#### Requirements
Print the entries in full, word for word, but not the pictures.

#### Recorded data
+-------+

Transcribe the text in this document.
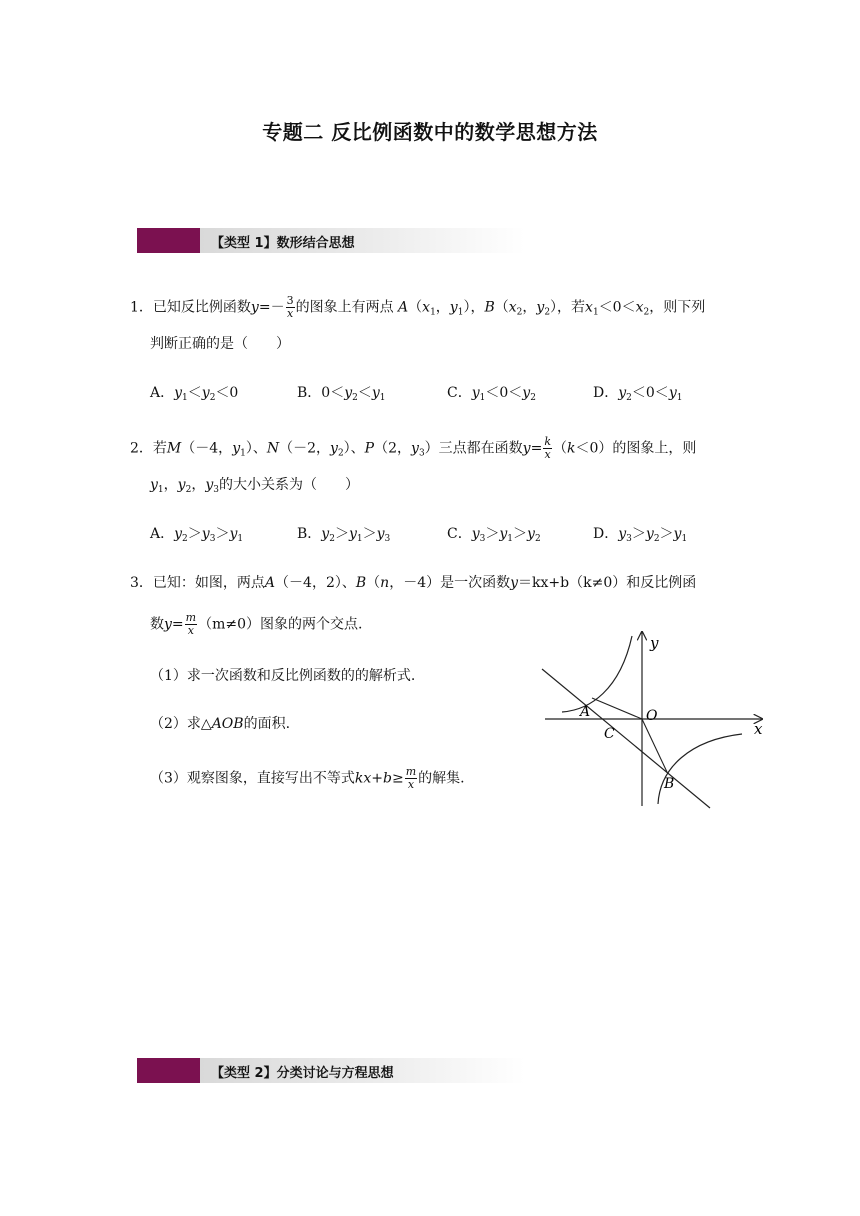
专题二 反比例函数中的数学思想方法
【类型 1】数形结合思想
1．已知反比例函数$y=- \frac{3}{x}$ 的图象上有两点 $A(x_1$，$y_1$），$B(x_2$，$y_2$），若$x_1<0<x_2$，则下列
判断正确的是（　　）
A．$y_1<y_2<0$	B．$0<y_2<y_1$	C．$y_1<0<y_2$	D．$y_2<0<y_1$
2．若M（－4，$y_1$）、N（－2，$y_2$）、P（2，$y_3$）三点都在函数$y= \frac{k}{x} (k<0)$的图象上，则
$y_1$，$y_2$，$y_3$的大小关系为（　　）
A．$y_2>y_3>y_1$	B．$y_2>y_1>y_3$	C．$y_3>y_1>y_2$	D．$y_3>y_2>y_1$
3．已知：如图，两点A（－4，2）、B（n，－4）是一次函数y＝kx+b（k≠0）和反比例函
数$y= \frac{m}{x} (m\ne 0)$图象的两个交点.
（1）求一次函数和反比例函数的的解析式.
（2）求△AOB的面积.
（3）观察图象，直接写出不等式$kx+b\ge \frac{m}{x}$ 的解集.
y
x
O
A
B
C
【类型 2】分类讨论与方程思想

+-------+

#### Response to the task
Transcribe the text in this document.
专题二 反比例函数中的数学思想方法
【类型 1】数形结合思想
1．已知反比例函数$y=- \frac{3}{x}$ 的图象上有两点 $A(x_1$，$y_1$），$B(x_2$，$y_2$），若$x_1<0<x_2$，则下列
判断正确的是（　　）
A．$y_1<y_2<0$	B．$0<y_2<y_1$	C．$y_1<0<y_2$	D．$y_2<0<y_1$
2．若M（－4，$y_1$）、N（－2，$y_2$）、P（2，$y_3$）三点都在函数$y= \frac{k}{x} (k<0)$的图象上，则
$y_1$，$y_2$，$y_3$的大小关系为（　　）
A．$y_2>y_3>y_1$	B．$y_2>y_1>y_3$	C．$y_3>y_1>y_2$	D．$y_3>y_2>y_1$
3．已知：如图，两点A（－4，2）、B（n，－4）是一次函数y＝kx+b（k≠0）和反比例函
数$y= \frac{m}{x} (m\ne 0)$图象的两个交点.
（1）求一次函数和反比例函数的的解析式.
（2）求△AOB的面积.
（3）观察图象，直接写出不等式$kx+b\ge \frac{m}{x}$ 的解集.
y
x
O
A
B
C
【类型 2】分类讨论与方程思想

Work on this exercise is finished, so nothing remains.